§ **Task requirements**: Transcribe the listing in full, excluding any pictures.

§ **Available data**:

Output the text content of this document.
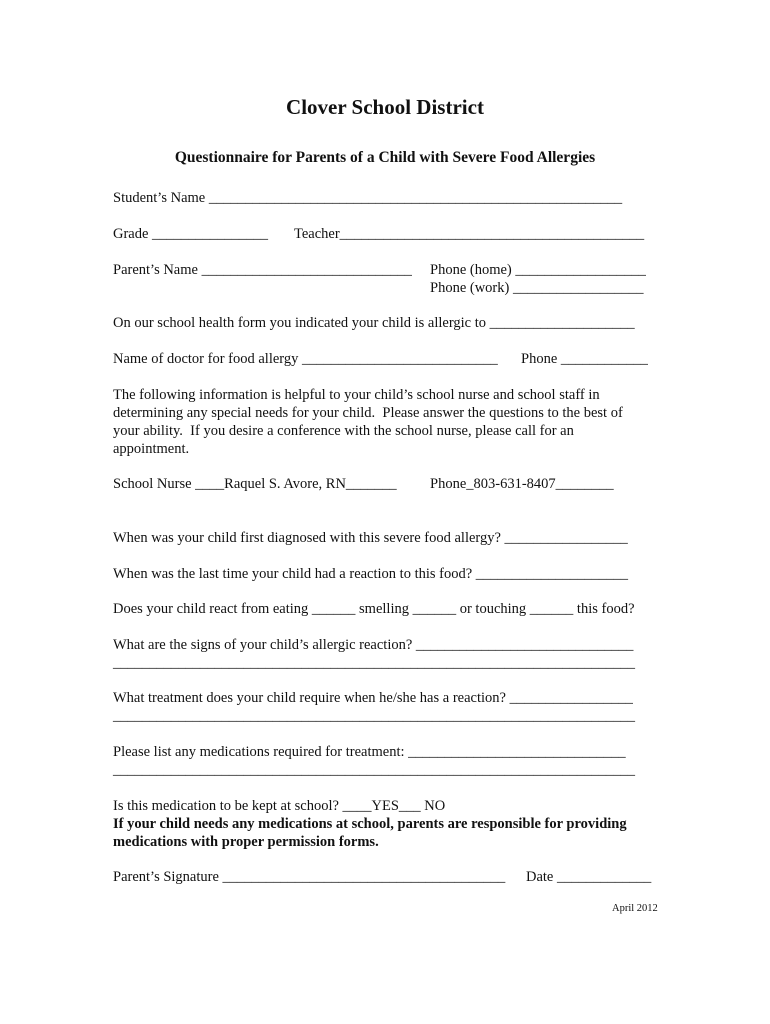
Clover School District
Questionnaire for Parents of a Child with Severe Food Allergies
Student’s Name _________________________________________________________
Grade ________________ Teacher__________________________________________
Parent’s Name _____________________________ Phone (home) __________________
Phone (work) __________________
On our school health form you indicated your child is allergic to ____________________
Name of doctor for food allergy ___________________________ Phone ____________
The following information is helpful to your child’s school nurse and school staff in
determining any special needs for your child.  Please answer the questions to the best of
your ability.  If you desire a conference with the school nurse, please call for an
appointment.
School Nurse ____Raquel S. Avore, RN_______ Phone_803-631-8407________
When was your child first diagnosed with this severe food allergy? _________________
When was the last time your child had a reaction to this food? _____________________
Does your child react from eating ______ smelling ______ or touching ______ this food?
What are the signs of your child’s allergic reaction? ______________________________
________________________________________________________________________
What treatment does your child require when he/she has a reaction? _________________
________________________________________________________________________
Please list any medications required for treatment: ______________________________
________________________________________________________________________
Is this medication to be kept at school? ____YES___ NO
If your child needs any medications at school, parents are responsible for providing
medications with proper permission forms.
Parent’s Signature _______________________________________ Date _____________
April 2012
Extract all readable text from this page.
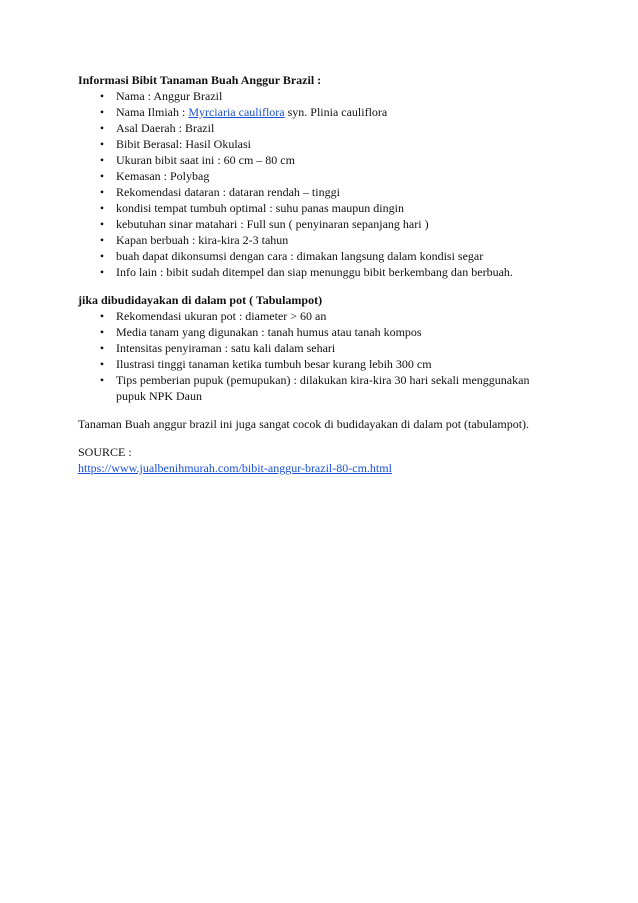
Informasi Bibit Tanaman Buah Anggur Brazil :

• Nama : Anggur Brazil
• Nama Ilmiah : Myrciaria cauliflora syn. Plinia cauliflora
• Asal Daerah : Brazil
• Bibit Berasal: Hasil Okulasi
• Ukuran bibit saat ini : 60 cm – 80 cm
• Kemasan : Polybag
• Rekomendasi dataran : dataran rendah – tinggi
• kondisi tempat tumbuh optimal : suhu panas maupun dingin
• kebutuhan sinar matahari : Full sun ( penyinaran sepanjang hari )
• Kapan berbuah : kira-kira 2-3 tahun
• buah dapat dikonsumsi dengan cara : dimakan langsung dalam kondisi segar
• Info lain : bibit sudah ditempel dan siap menunggu bibit berkembang dan berbuah.

jika dibudidayakan di dalam pot ( Tabulampot)

• Rekomendasi ukuran pot : diameter > 60 an
• Media tanam yang digunakan : tanah humus atau tanah kompos
• Intensitas penyiraman : satu kali dalam sehari
• Ilustrasi tinggi tanaman ketika tumbuh besar kurang lebih 300 cm
• Tips pemberian pupuk (pemupukan) : dilakukan kira-kira 30 hari sekali menggunakan pupuk NPK Daun

Tanaman Buah anggur brazil ini juga sangat cocok di budidayakan di dalam pot (tabulampot).

SOURCE :

https://www.jualbenihmurah.com/bibit-anggur-brazil-80-cm.html
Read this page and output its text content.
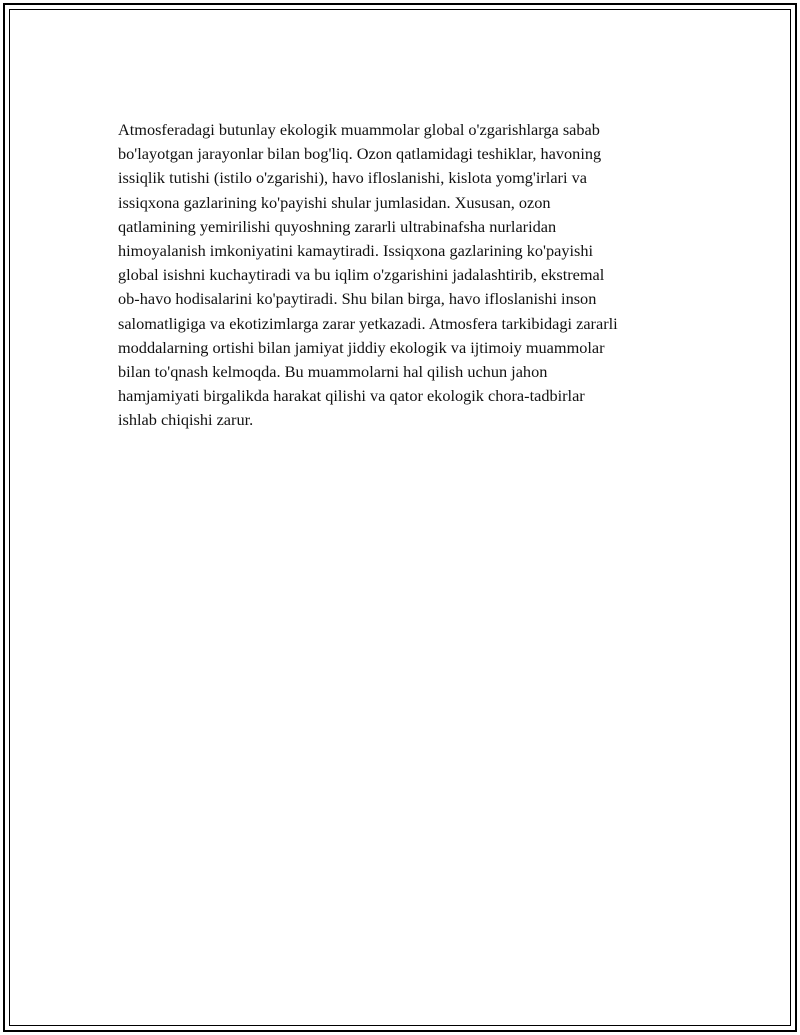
Atmosferadagi butunlay ekologik muammolar global o'zgarishlarga sabab
bo'layotgan jarayonlar bilan bog'liq. Ozon qatlamidagi teshiklar, havoning
issiqlik tutishi (istilo o'zgarishi), havo ifloslanishi, kislota yomg'irlari va
issiqxona gazlarining ko'payishi shular jumlasidan. Xususan, ozon
qatlamining yemirilishi quyoshning zararli ultrabinafsha nurlaridan
himoyalanish imkoniyatini kamaytiradi. Issiqxona gazlarining ko'payishi
global isishni kuchaytiradi va bu iqlim o'zgarishini jadalashtirib, ekstremal
ob-havo hodisalarini ko'paytiradi. Shu bilan birga, havo ifloslanishi inson
salomatligiga va ekotizimlarga zarar yetkazadi. Atmosfera tarkibidagi zararli
moddalarning ortishi bilan jamiyat jiddiy ekologik va ijtimoiy muammolar
bilan to'qnash kelmoqda. Bu muammolarni hal qilish uchun jahon
hamjamiyati birgalikda harakat qilishi va qator ekologik chora-tadbirlar
ishlab chiqishi zarur.
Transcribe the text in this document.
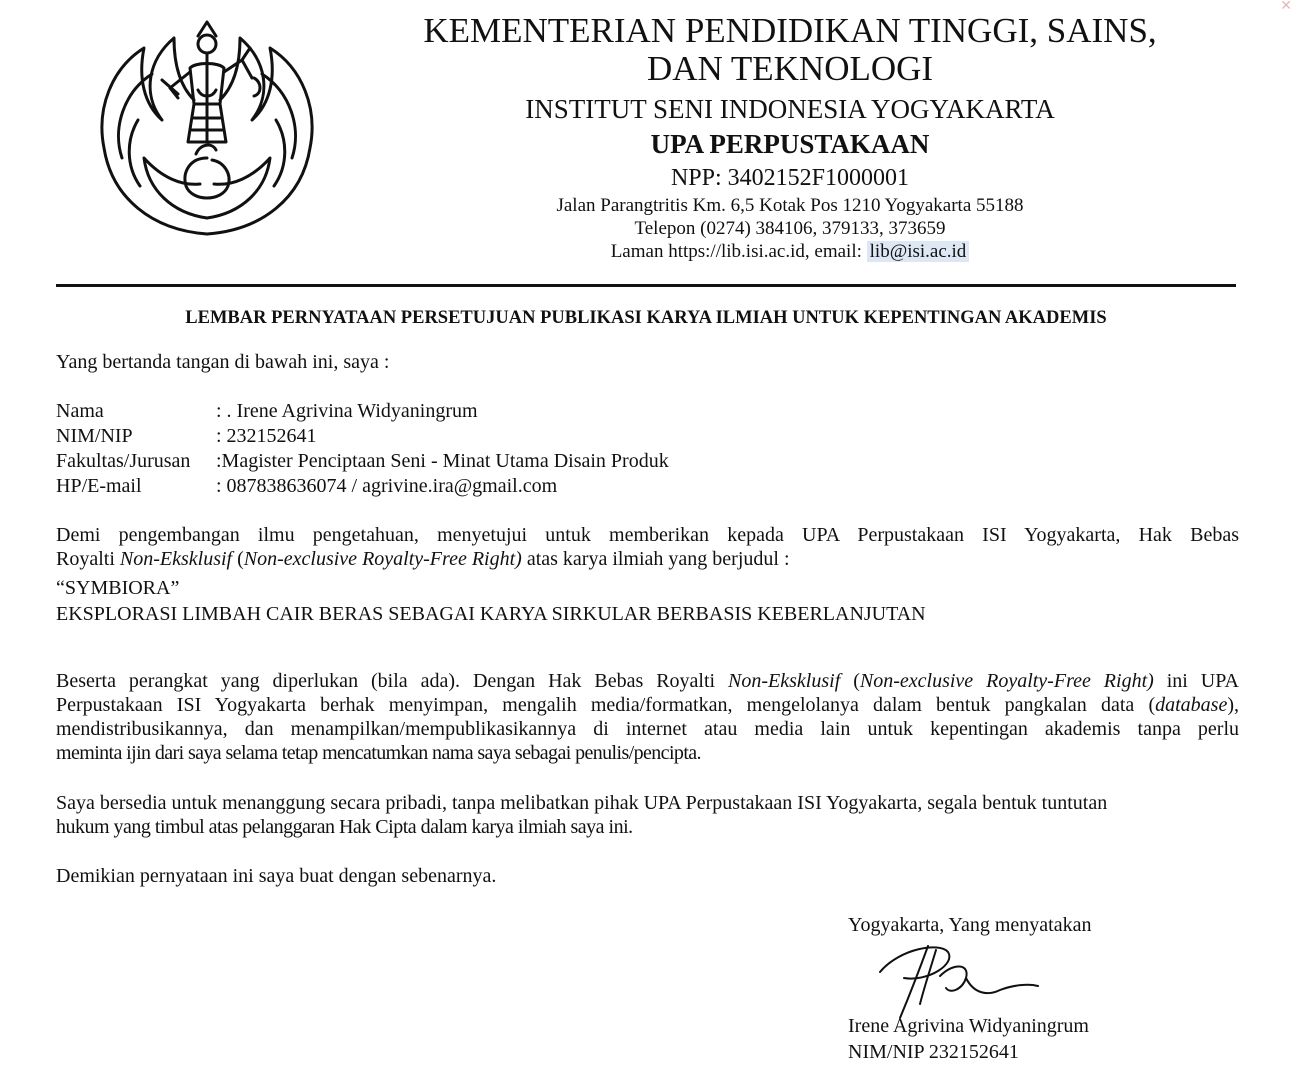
KEMENTERIAN PENDIDIKAN TINGGI, SAINS,
DAN TEKNOLOGI
INSTITUT SENI INDONESIA YOGYAKARTA
UPA PERPUSTAKAAN
NPP: 3402152F1000001
Jalan Parangtritis Km. 6,5 Kotak Pos 1210 Yogyakarta 55188
Telepon (0274) 384106, 379133, 373659
Laman https://lib.isi.ac.id, email: lib@isi.ac.id
LEMBAR PERNYATAAN PERSETUJUAN PUBLIKASI KARYA ILMIAH UNTUK KEPENTINGAN AKADEMIS
Yang bertanda tangan di bawah ini, saya :
Nama	: . Irene Agrivina Widyaningrum
NIM/NIP	: 232152641
Fakultas/Jurusan :Magister Penciptaan Seni - Minat Utama Disain Produk
HP/E-mail	: 087838636074 / agrivine.ira@gmail.com
Demi pengembangan ilmu pengetahuan, menyetujui untuk memberikan kepada UPA Perpustakaan ISI Yogyakarta, Hak Bebas
Royalti Non-Eksklusif (Non-exclusive Royalty-Free Right) atas karya ilmiah yang berjudul :
“SYMBIORA”
EKSPLORASI LIMBAH CAIR BERAS SEBAGAI KARYA SIRKULAR BERBASIS KEBERLANJUTAN
Beserta perangkat yang diperlukan (bila ada). Dengan Hak Bebas Royalti Non-Eksklusif (Non-exclusive Royalty-Free Right) ini UPA
Perpustakaan ISI Yogyakarta berhak menyimpan, mengalih media/formatkan, mengelolanya dalam bentuk pangkalan data (database),
mendistribusikannya, dan menampilkan/mempublikasikannya di internet atau media lain untuk kepentingan akademis tanpa perlu
meminta ijin dari saya selama tetap mencatumkan nama saya sebagai penulis/pencipta.
Saya bersedia untuk menanggung secara pribadi, tanpa melibatkan pihak UPA Perpustakaan ISI Yogyakarta, segala bentuk tuntutan
hukum yang timbul atas pelanggaran Hak Cipta dalam karya ilmiah saya ini.
Demikian pernyataan ini saya buat dengan sebenarnya.
Yogyakarta, Yang menyatakan
Irene Agrivina Widyaningrum
NIM/NIP 232152641
✕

§ **Problem solution**:
Output the text content of this document.
Clover School District
Questionnaire for Parents of a Child with Severe Food Allergies
Student’s Name _________________________________________________________
Grade ________________ Teacher__________________________________________
Parent’s Name _____________________________ Phone (home) __________________
Phone (work) __________________
On our school health form you indicated your child is allergic to ____________________
Name of doctor for food allergy ___________________________ Phone ____________
The following information is helpful to your child’s school nurse and school staff in
determining any special needs for your child.  Please answer the questions to the best of
your ability.  If you desire a conference with the school nurse, please call for an
appointment.
School Nurse ____Raquel S. Avore, RN_______ Phone_803-631-8407________
When was your child first diagnosed with this severe food allergy? _________________
When was the last time your child had a reaction to this food? _____________________
Does your child react from eating ______ smelling ______ or touching ______ this food?
What are the signs of your child’s allergic reaction? ______________________________
________________________________________________________________________
What treatment does your child require when he/she has a reaction? _________________
________________________________________________________________________
Please list any medications required for treatment: ______________________________
________________________________________________________________________
Is this medication to be kept at school? ____YES___ NO
If your child needs any medications at school, parents are responsible for providing
medications with proper permission forms.
Parent’s Signature _______________________________________ Date _____________
April 2012
Extract all readable text from this page.
Informasi Bibit Tanaman Buah Anggur Brazil :

• Nama : Anggur Brazil
• Nama Ilmiah : Myrciaria cauliflora syn. Plinia cauliflora
• Asal Daerah : Brazil
• Bibit Berasal: Hasil Okulasi
• Ukuran bibit saat ini : 60 cm – 80 cm
• Kemasan : Polybag
• Rekomendasi dataran : dataran rendah – tinggi
• kondisi tempat tumbuh optimal : suhu panas maupun dingin
• kebutuhan sinar matahari : Full sun ( penyinaran sepanjang hari )
• Kapan berbuah : kira-kira 2-3 tahun
• buah dapat dikonsumsi dengan cara : dimakan langsung dalam kondisi segar
• Info lain : bibit sudah ditempel dan siap menunggu bibit berkembang dan berbuah.

jika dibudidayakan di dalam pot ( Tabulampot)

• Rekomendasi ukuran pot : diameter > 60 an
• Media tanam yang digunakan : tanah humus atau tanah kompos
• Intensitas penyiraman : satu kali dalam sehari
• Ilustrasi tinggi tanaman ketika tumbuh besar kurang lebih 300 cm
• Tips pemberian pupuk (pemupukan) : dilakukan kira-kira 30 hari sekali menggunakan pupuk NPK Daun

Tanaman Buah anggur brazil ini juga sangat cocok di budidayakan di dalam pot (tabulampot).

SOURCE :

https://www.jualbenihmurah.com/bibit-anggur-brazil-80-cm.html
Read this page and output its text content.
Atmosferadagi butunlay ekologik muammolar global o'zgarishlarga sabab
bo'layotgan jarayonlar bilan bog'liq. Ozon qatlamidagi teshiklar, havoning
issiqlik tutishi (istilo o'zgarishi), havo ifloslanishi, kislota yomg'irlari va
issiqxona gazlarining ko'payishi shular jumlasidan. Xususan, ozon
qatlamining yemirilishi quyoshning zararli ultrabinafsha nurlaridan
himoyalanish imkoniyatini kamaytiradi. Issiqxona gazlarining ko'payishi
global isishni kuchaytiradi va bu iqlim o'zgarishini jadalashtirib, ekstremal
ob-havo hodisalarini ko'paytiradi. Shu bilan birga, havo ifloslanishi inson
salomatligiga va ekotizimlarga zarar yetkazadi. Atmosfera tarkibidagi zararli
moddalarning ortishi bilan jamiyat jiddiy ekologik va ijtimoiy muammolar
bilan to'qnash kelmoqda. Bu muammolarni hal qilish uchun jahon
hamjamiyati birgalikda harakat qilishi va qator ekologik chora-tadbirlar
ishlab chiqishi zarur.
Transcribe the text in this document.
KEMENTERIAN PENDIDIKAN TINGGI, SAINS,
DAN TEKNOLOGI
INSTITUT SENI INDONESIA YOGYAKARTA
UPA PERPUSTAKAAN
NPP: 3402152F1000001
Jalan Parangtritis Km. 6,5 Kotak Pos 1210 Yogyakarta 55188
Telepon (0274) 384106, 379133, 373659
Laman https://lib.isi.ac.id, email: lib@isi.ac.id
LEMBAR PERNYATAAN PERSETUJUAN PUBLIKASI KARYA ILMIAH UNTUK KEPENTINGAN AKADEMIS
Yang bertanda tangan di bawah ini, saya :
Nama	: . Irene Agrivina Widyaningrum
NIM/NIP	: 232152641
Fakultas/Jurusan :Magister Penciptaan Seni - Minat Utama Disain Produk
HP/E-mail	: 087838636074 / agrivine.ira@gmail.com
Demi pengembangan ilmu pengetahuan, menyetujui untuk memberikan kepada UPA Perpustakaan ISI Yogyakarta, Hak Bebas
Royalti Non-Eksklusif (Non-exclusive Royalty-Free Right) atas karya ilmiah yang berjudul :
“SYMBIORA”
EKSPLORASI LIMBAH CAIR BERAS SEBAGAI KARYA SIRKULAR BERBASIS KEBERLANJUTAN
Beserta perangkat yang diperlukan (bila ada). Dengan Hak Bebas Royalti Non-Eksklusif (Non-exclusive Royalty-Free Right) ini UPA
Perpustakaan ISI Yogyakarta berhak menyimpan, mengalih media/formatkan, mengelolanya dalam bentuk pangkalan data (database),
mendistribusikannya, dan menampilkan/mempublikasikannya di internet atau media lain untuk kepentingan akademis tanpa perlu
meminta ijin dari saya selama tetap mencatumkan nama saya sebagai penulis/pencipta.
Saya bersedia untuk menanggung secara pribadi, tanpa melibatkan pihak UPA Perpustakaan ISI Yogyakarta, segala bentuk tuntutan
hukum yang timbul atas pelanggaran Hak Cipta dalam karya ilmiah saya ini.
Demikian pernyataan ini saya buat dengan sebenarnya.
Yogyakarta, Yang menyatakan
Irene Agrivina Widyaningrum
NIM/NIP 232152641
✕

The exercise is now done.